Transcribe the records that follow. Keep every word exactly, and drop the pictures.

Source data
▶
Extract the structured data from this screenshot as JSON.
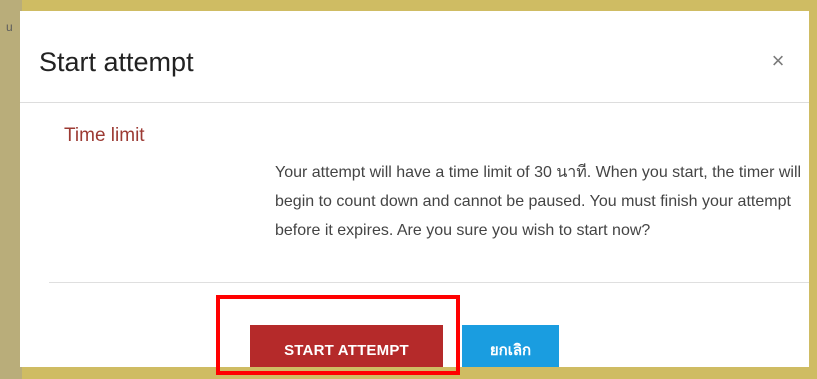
{
  "background": {
    "hint_text": "u",
    "accent_color": "#cfbc63"
  },
  "modal": {
    "title": "Start attempt",
    "close_icon": "close-icon",
    "close_symbol": "×",
    "time_limit": {
      "label": "Time limit",
      "text": "Your attempt will have a time limit of 30 นาที. When you start, the timer will begin to count down and cannot be paused. You must finish your attempt before it expires. Are you sure you wish to start now?"
    },
    "buttons": {
      "start_label": "START ATTEMPT",
      "cancel_label": "ยกเลิก"
    },
    "colors": {
      "label": "#9c3a33",
      "start_button": "#b52a2a",
      "cancel_button": "#1a9de0",
      "highlight": "#ff0000"
    }
  }
}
◀
TASK SOLUTION:
Extract the structured data from this screenshot as JSON.
{
  "background": {
    "hint_text": "u",
    "accent_color": "#cfbc63"
  },
  "modal": {
    "title": "Start attempt",
    "close_icon": "close-icon",
    "close_symbol": "×",
    "time_limit": {
      "label": "Time limit",
      "text": "Your attempt will have a time limit of 30 นาที. When you start, the timer will begin to count down and cannot be paused. You must finish your attempt before it expires. Are you sure you wish to start now?"
    },
    "buttons": {
      "start_label": "START ATTEMPT",
      "cancel_label": "ยกเลิก"
    },
    "colors": {
      "label": "#9c3a33",
      "start_button": "#b52a2a",
      "cancel_button": "#1a9de0",
      "highlight": "#ff0000"
    }
  }
}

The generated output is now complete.